WORK TO DO =
Only a number is required: how many lines of the material contain the word "text"?
>>>
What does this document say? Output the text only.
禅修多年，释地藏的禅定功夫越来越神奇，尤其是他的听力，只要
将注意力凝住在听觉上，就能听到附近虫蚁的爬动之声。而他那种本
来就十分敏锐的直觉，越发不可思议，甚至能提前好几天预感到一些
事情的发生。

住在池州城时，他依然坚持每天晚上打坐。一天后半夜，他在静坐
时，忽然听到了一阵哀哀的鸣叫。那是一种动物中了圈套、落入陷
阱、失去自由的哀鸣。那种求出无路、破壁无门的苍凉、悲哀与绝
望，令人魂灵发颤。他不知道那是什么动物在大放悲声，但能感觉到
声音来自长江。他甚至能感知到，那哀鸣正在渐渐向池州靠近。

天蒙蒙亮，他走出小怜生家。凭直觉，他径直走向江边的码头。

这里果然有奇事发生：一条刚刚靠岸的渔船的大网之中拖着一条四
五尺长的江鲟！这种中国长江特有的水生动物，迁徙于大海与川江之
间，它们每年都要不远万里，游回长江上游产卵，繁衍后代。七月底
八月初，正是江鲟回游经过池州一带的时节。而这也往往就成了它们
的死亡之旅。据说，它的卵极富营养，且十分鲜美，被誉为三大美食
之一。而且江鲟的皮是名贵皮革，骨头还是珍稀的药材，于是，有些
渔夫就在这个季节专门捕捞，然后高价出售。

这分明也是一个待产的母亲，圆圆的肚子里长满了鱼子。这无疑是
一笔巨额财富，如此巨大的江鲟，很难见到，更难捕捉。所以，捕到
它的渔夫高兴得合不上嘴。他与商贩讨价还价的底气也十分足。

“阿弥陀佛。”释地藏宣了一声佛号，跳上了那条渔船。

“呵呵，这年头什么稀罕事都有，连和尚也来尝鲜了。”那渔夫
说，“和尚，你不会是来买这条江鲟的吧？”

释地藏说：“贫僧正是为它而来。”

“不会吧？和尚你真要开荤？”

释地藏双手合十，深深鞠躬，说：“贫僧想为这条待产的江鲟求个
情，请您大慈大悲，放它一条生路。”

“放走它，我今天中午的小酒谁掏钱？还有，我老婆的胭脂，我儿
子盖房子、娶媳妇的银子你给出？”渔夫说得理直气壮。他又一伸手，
<<<
>>>
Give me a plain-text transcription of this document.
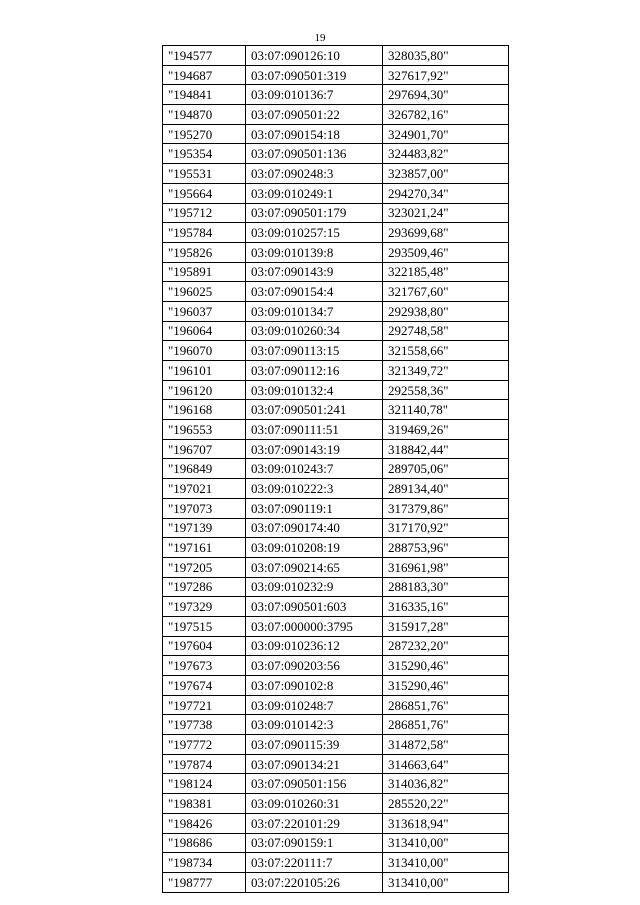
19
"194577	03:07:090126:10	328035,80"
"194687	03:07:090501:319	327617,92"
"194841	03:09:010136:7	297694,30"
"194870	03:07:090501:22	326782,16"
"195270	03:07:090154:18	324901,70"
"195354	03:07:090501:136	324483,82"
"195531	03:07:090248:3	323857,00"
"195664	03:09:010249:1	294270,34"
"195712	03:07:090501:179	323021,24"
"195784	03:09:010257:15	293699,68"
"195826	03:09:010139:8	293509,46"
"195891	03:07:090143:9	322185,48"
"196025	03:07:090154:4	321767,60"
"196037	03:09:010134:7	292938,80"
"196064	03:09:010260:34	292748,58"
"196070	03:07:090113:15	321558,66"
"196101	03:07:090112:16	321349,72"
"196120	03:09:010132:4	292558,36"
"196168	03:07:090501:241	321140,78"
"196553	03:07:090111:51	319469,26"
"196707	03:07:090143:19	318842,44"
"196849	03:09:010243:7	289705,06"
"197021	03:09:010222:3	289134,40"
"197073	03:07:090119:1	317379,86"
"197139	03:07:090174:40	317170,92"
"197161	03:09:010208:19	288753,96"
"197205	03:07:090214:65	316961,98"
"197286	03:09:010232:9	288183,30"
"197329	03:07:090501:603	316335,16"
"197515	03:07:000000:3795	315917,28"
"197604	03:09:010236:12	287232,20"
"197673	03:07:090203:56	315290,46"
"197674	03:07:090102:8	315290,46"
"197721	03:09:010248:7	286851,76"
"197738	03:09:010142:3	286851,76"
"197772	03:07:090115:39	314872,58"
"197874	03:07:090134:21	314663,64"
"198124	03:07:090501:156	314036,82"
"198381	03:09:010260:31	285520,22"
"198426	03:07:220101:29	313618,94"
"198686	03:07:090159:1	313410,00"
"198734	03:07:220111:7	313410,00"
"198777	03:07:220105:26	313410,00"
<<<
WRITTEN SOLUTION =
2